* TASK PROMPT *
Your task is to give the data again, exactly, with every line intact.

___ SUPPLIED MATERIAL

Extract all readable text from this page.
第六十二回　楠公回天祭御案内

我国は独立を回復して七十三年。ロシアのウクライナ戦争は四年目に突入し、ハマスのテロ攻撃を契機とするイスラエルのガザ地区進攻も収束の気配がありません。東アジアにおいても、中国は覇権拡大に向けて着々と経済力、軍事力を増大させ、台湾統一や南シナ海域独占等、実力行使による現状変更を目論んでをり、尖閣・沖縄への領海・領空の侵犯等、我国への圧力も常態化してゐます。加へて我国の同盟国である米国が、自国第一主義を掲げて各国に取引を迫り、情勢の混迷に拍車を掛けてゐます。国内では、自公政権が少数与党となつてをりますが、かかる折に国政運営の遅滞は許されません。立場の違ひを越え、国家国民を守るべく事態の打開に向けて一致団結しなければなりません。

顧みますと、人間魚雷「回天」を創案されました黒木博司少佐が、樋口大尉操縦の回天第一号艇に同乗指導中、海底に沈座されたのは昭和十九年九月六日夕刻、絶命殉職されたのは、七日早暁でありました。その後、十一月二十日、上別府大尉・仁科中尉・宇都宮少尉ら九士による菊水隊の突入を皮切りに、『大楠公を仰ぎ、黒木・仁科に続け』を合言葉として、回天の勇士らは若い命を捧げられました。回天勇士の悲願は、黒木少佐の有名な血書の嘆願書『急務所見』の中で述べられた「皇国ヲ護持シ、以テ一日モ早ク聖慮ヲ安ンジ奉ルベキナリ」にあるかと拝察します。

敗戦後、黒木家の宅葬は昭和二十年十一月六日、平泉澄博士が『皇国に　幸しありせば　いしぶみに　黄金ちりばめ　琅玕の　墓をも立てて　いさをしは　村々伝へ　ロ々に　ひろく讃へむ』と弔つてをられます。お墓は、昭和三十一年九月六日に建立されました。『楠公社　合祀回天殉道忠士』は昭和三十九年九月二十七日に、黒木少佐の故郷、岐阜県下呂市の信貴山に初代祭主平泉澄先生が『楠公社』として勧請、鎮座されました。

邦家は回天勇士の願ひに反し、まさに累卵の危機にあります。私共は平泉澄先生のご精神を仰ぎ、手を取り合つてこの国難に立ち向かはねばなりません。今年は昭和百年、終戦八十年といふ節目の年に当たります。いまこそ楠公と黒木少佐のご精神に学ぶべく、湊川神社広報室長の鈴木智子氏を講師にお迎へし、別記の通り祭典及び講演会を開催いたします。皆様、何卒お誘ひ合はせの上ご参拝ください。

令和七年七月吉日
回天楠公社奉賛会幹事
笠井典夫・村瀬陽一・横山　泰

______

* FULL RESPONSE *
Extract all readable text from this page.
第六十二回　楠公回天祭御案内

我国は独立を回復して七十三年。ロシアのウクライナ戦争は四年目に突入し、ハマスのテロ攻撃を契機とするイスラエルのガザ地区進攻も収束の気配がありません。東アジアにおいても、中国は覇権拡大に向けて着々と経済力、軍事力を増大させ、台湾統一や南シナ海域独占等、実力行使による現状変更を目論んでをり、尖閣・沖縄への領海・領空の侵犯等、我国への圧力も常態化してゐます。加へて我国の同盟国である米国が、自国第一主義を掲げて各国に取引を迫り、情勢の混迷に拍車を掛けてゐます。国内では、自公政権が少数与党となつてをりますが、かかる折に国政運営の遅滞は許されません。立場の違ひを越え、国家国民を守るべく事態の打開に向けて一致団結しなければなりません。

顧みますと、人間魚雷「回天」を創案されました黒木博司少佐が、樋口大尉操縦の回天第一号艇に同乗指導中、海底に沈座されたのは昭和十九年九月六日夕刻、絶命殉職されたのは、七日早暁でありました。その後、十一月二十日、上別府大尉・仁科中尉・宇都宮少尉ら九士による菊水隊の突入を皮切りに、『大楠公を仰ぎ、黒木・仁科に続け』を合言葉として、回天の勇士らは若い命を捧げられました。回天勇士の悲願は、黒木少佐の有名な血書の嘆願書『急務所見』の中で述べられた「皇国ヲ護持シ、以テ一日モ早ク聖慮ヲ安ンジ奉ルベキナリ」にあるかと拝察します。

敗戦後、黒木家の宅葬は昭和二十年十一月六日、平泉澄博士が『皇国に　幸しありせば　いしぶみに　黄金ちりばめ　琅玕の　墓をも立てて　いさをしは　村々伝へ　ロ々に　ひろく讃へむ』と弔つてをられます。お墓は、昭和三十一年九月六日に建立されました。『楠公社　合祀回天殉道忠士』は昭和三十九年九月二十七日に、黒木少佐の故郷、岐阜県下呂市の信貴山に初代祭主平泉澄先生が『楠公社』として勧請、鎮座されました。

邦家は回天勇士の願ひに反し、まさに累卵の危機にあります。私共は平泉澄先生のご精神を仰ぎ、手を取り合つてこの国難に立ち向かはねばなりません。今年は昭和百年、終戦八十年といふ節目の年に当たります。いまこそ楠公と黒木少佐のご精神に学ぶべく、湊川神社広報室長の鈴木智子氏を講師にお迎へし、別記の通り祭典及び講演会を開催いたします。皆様、何卒お誘ひ合はせの上ご参拝ください。

令和七年七月吉日
回天楠公社奉賛会幹事
笠井典夫・村瀬陽一・横山　泰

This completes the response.